⟨

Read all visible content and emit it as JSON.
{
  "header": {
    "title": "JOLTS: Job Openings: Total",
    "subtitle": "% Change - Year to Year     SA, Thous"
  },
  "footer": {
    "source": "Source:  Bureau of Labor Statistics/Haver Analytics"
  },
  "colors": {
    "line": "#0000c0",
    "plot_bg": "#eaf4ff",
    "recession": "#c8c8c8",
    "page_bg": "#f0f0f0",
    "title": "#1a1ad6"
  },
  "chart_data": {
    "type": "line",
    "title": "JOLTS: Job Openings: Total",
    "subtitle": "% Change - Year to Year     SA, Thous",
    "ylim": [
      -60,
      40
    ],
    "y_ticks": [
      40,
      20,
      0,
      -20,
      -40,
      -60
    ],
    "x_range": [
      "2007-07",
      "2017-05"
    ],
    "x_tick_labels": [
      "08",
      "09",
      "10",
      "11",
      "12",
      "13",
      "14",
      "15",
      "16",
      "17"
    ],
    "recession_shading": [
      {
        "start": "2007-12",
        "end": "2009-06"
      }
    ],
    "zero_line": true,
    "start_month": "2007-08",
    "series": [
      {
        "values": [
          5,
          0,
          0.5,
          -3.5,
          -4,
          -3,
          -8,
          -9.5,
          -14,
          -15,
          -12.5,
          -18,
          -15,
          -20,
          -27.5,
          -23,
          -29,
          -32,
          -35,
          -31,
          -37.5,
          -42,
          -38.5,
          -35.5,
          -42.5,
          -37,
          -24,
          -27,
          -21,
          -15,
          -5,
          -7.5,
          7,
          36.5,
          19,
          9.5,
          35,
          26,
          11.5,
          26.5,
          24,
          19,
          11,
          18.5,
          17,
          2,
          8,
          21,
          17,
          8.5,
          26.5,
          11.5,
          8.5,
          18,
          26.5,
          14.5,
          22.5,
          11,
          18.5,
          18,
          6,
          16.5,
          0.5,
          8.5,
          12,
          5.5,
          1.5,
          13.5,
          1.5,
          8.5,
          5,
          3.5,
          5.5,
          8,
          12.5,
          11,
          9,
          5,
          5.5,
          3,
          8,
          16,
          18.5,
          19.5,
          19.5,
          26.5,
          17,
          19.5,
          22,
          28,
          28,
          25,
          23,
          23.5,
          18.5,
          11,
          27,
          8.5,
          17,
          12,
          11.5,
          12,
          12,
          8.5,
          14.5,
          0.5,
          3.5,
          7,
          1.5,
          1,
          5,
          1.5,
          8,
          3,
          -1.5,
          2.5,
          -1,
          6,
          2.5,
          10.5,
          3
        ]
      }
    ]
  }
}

⟩
⟨

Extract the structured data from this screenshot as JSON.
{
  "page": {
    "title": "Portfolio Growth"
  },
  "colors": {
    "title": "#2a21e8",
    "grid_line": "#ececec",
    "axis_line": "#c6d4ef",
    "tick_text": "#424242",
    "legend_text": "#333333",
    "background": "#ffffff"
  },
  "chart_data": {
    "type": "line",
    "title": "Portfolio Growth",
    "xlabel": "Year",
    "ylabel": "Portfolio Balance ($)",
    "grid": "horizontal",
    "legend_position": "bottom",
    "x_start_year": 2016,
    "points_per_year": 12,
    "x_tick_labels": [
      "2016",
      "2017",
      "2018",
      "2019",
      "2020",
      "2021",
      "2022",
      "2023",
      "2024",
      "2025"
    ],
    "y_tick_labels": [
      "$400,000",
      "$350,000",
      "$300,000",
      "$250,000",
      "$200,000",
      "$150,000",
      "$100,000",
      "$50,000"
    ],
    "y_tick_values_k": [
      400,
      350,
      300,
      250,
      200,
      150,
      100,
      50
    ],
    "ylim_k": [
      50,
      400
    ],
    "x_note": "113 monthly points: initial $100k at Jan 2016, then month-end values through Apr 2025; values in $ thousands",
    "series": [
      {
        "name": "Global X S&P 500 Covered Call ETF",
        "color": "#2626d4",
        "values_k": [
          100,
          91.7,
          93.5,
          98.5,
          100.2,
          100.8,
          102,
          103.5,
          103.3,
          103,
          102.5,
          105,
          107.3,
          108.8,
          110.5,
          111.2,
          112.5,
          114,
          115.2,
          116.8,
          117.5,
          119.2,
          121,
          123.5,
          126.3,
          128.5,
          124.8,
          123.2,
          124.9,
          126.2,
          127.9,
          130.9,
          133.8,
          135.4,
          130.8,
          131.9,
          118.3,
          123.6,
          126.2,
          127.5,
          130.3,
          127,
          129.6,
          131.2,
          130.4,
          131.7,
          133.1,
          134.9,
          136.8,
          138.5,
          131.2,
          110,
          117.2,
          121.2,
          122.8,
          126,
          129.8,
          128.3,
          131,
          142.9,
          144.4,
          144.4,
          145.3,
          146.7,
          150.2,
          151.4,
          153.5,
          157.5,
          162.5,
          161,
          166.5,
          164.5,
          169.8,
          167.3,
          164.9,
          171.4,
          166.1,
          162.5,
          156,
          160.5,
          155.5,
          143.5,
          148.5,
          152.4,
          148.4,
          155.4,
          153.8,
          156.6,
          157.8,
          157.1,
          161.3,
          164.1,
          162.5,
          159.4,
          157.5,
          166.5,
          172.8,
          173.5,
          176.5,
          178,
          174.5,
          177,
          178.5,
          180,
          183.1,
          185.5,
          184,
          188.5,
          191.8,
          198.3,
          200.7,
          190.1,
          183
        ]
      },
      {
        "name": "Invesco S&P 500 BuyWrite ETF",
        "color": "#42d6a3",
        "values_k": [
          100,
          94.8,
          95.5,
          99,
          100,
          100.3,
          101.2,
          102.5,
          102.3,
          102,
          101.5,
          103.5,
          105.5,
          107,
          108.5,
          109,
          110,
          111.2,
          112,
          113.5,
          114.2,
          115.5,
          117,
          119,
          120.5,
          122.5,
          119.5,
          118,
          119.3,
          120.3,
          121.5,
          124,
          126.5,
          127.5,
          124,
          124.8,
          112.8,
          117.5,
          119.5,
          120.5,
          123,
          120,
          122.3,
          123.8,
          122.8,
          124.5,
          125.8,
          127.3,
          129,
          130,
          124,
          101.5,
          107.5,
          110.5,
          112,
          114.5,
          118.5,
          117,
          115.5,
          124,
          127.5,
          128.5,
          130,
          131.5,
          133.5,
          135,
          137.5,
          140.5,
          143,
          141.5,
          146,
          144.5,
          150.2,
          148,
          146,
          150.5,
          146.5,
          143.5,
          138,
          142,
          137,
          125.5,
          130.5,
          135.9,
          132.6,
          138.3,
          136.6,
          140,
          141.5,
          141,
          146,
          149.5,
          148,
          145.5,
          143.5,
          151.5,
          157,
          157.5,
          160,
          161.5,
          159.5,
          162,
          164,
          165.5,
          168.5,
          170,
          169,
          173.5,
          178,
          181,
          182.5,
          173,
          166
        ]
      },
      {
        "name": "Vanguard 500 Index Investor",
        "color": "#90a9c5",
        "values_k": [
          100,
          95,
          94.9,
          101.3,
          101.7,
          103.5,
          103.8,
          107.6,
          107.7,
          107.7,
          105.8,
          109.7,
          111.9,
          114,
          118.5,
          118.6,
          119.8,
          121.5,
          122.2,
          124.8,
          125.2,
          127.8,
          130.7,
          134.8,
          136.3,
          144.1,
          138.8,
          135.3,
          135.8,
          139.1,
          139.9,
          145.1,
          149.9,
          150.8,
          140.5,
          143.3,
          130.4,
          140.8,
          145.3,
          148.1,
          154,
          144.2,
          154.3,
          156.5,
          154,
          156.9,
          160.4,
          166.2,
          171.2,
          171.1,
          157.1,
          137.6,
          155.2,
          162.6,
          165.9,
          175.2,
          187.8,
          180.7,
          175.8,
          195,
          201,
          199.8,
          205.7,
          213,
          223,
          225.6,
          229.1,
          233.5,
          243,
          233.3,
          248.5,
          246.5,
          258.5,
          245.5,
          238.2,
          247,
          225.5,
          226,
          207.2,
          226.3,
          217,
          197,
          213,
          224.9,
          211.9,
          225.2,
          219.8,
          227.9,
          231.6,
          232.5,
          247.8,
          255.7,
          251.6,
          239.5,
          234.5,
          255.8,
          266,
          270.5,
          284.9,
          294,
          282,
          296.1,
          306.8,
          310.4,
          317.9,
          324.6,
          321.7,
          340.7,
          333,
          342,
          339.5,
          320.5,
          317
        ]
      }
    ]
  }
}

⟩

→ **WHAT IS NEEDED**:
Search the data for "Growth" and list every line in which it occurs.

→ **FULL OUTPUT**:
    "title": "Portfolio Growth"
    "title": "Portfolio Growth",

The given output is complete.